-------- LISTED ENTRIES

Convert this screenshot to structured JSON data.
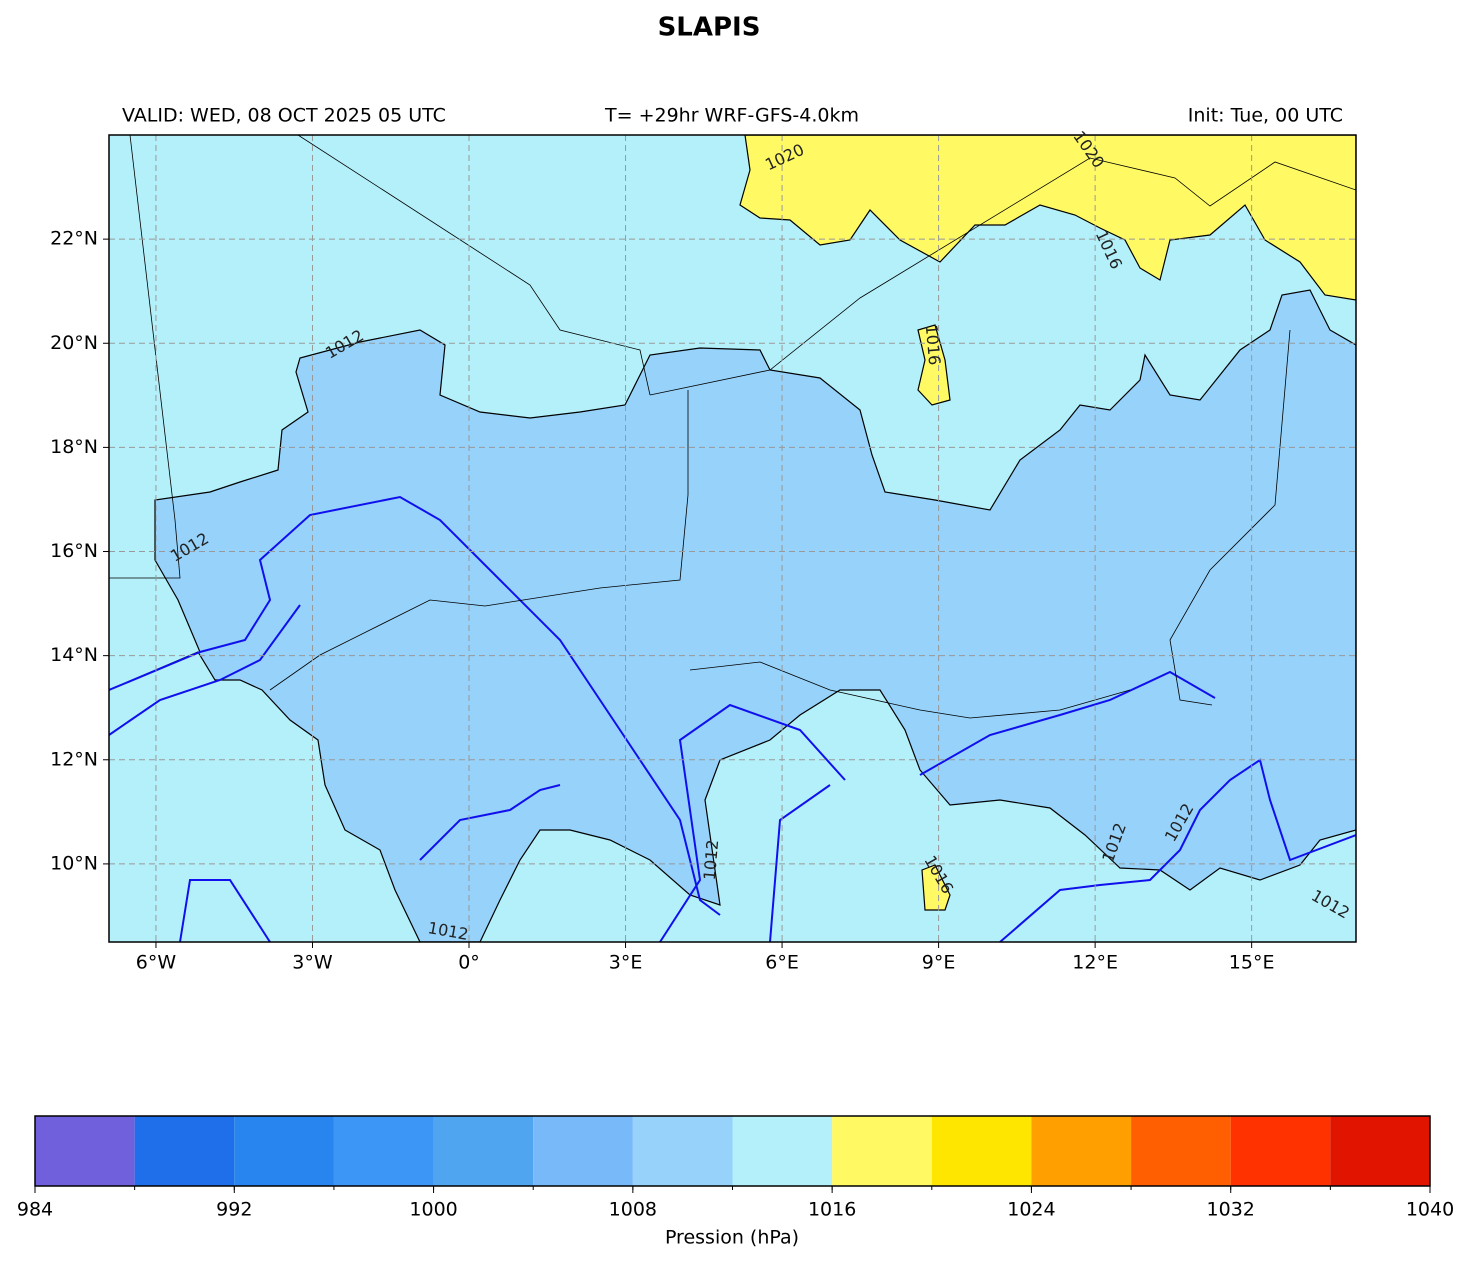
{
  "map": {
    "title": "SLAPIS",
    "valid": "VALID: WED, 08 OCT 2025 05 UTC",
    "forecast": "T= +29hr WRF-GFS-4.0km",
    "init": "Init: Tue, 00 UTC",
    "lon_range": [
      -6.9,
      17.0
    ],
    "lat_range": [
      8.5,
      24.0
    ],
    "lon_ticks": [
      {
        "value": -6,
        "label": "6°W"
      },
      {
        "value": -3,
        "label": "3°W"
      },
      {
        "value": 0,
        "label": "0°"
      },
      {
        "value": 3,
        "label": "3°E"
      },
      {
        "value": 6,
        "label": "6°E"
      },
      {
        "value": 9,
        "label": "9°E"
      },
      {
        "value": 12,
        "label": "12°E"
      },
      {
        "value": 15,
        "label": "15°E"
      }
    ],
    "lat_ticks": [
      {
        "value": 10,
        "label": "10°N"
      },
      {
        "value": 12,
        "label": "12°N"
      },
      {
        "value": 14,
        "label": "14°N"
      },
      {
        "value": 16,
        "label": "16°N"
      },
      {
        "value": 18,
        "label": "18°N"
      },
      {
        "value": 20,
        "label": "20°N"
      },
      {
        "value": 22,
        "label": "22°N"
      }
    ],
    "contour_labels": [
      "1020",
      "1020",
      "1016",
      "1016",
      "1016",
      "1012",
      "1012",
      "1012",
      "1012",
      "1012",
      "1012",
      "1012"
    ],
    "colorbar": {
      "levels": [
        984,
        988,
        992,
        996,
        1000,
        1004,
        1008,
        1012,
        1016,
        1020,
        1024,
        1028,
        1032,
        1036,
        1040
      ],
      "colors": [
        "#7160dc",
        "#1f6feb",
        "#2884ef",
        "#3c96f5",
        "#50a5f0",
        "#78b9fa",
        "#96d2fa",
        "#b4f0fa",
        "#fffa64",
        "#ffe600",
        "#ffa000",
        "#ff5f00",
        "#ff3200",
        "#e11400"
      ],
      "ticks": [
        984,
        992,
        1000,
        1008,
        1016,
        1024,
        1032,
        1040
      ],
      "label": "Pression (hPa)"
    }
  }
}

----------------

Copy the data character for character, but drop all pictures from the copy.

COMPLETE OUTPUT:
Convert this screenshot to structured JSON data.
{
  "map": {
    "title": "SLAPIS",
    "valid": "VALID: WED, 08 OCT 2025 05 UTC",
    "forecast": "T= +29hr WRF-GFS-4.0km",
    "init": "Init: Tue, 00 UTC",
    "lon_range": [
      -6.9,
      17.0
    ],
    "lat_range": [
      8.5,
      24.0
    ],
    "lon_ticks": [
      {
        "value": -6,
        "label": "6°W"
      },
      {
        "value": -3,
        "label": "3°W"
      },
      {
        "value": 0,
        "label": "0°"
      },
      {
        "value": 3,
        "label": "3°E"
      },
      {
        "value": 6,
        "label": "6°E"
      },
      {
        "value": 9,
        "label": "9°E"
      },
      {
        "value": 12,
        "label": "12°E"
      },
      {
        "value": 15,
        "label": "15°E"
      }
    ],
    "lat_ticks": [
      {
        "value": 10,
        "label": "10°N"
      },
      {
        "value": 12,
        "label": "12°N"
      },
      {
        "value": 14,
        "label": "14°N"
      },
      {
        "value": 16,
        "label": "16°N"
      },
      {
        "value": 18,
        "label": "18°N"
      },
      {
        "value": 20,
        "label": "20°N"
      },
      {
        "value": 22,
        "label": "22°N"
      }
    ],
    "contour_labels": [
      "1020",
      "1020",
      "1016",
      "1016",
      "1016",
      "1012",
      "1012",
      "1012",
      "1012",
      "1012",
      "1012",
      "1012"
    ],
    "colorbar": {
      "levels": [
        984,
        988,
        992,
        996,
        1000,
        1004,
        1008,
        1012,
        1016,
        1020,
        1024,
        1028,
        1032,
        1036,
        1040
      ],
      "colors": [
        "#7160dc",
        "#1f6feb",
        "#2884ef",
        "#3c96f5",
        "#50a5f0",
        "#78b9fa",
        "#96d2fa",
        "#b4f0fa",
        "#fffa64",
        "#ffe600",
        "#ffa000",
        "#ff5f00",
        "#ff3200",
        "#e11400"
      ],
      "ticks": [
        984,
        992,
        1000,
        1008,
        1016,
        1024,
        1032,
        1040
      ],
      "label": "Pression (hPa)"
    }
  }
}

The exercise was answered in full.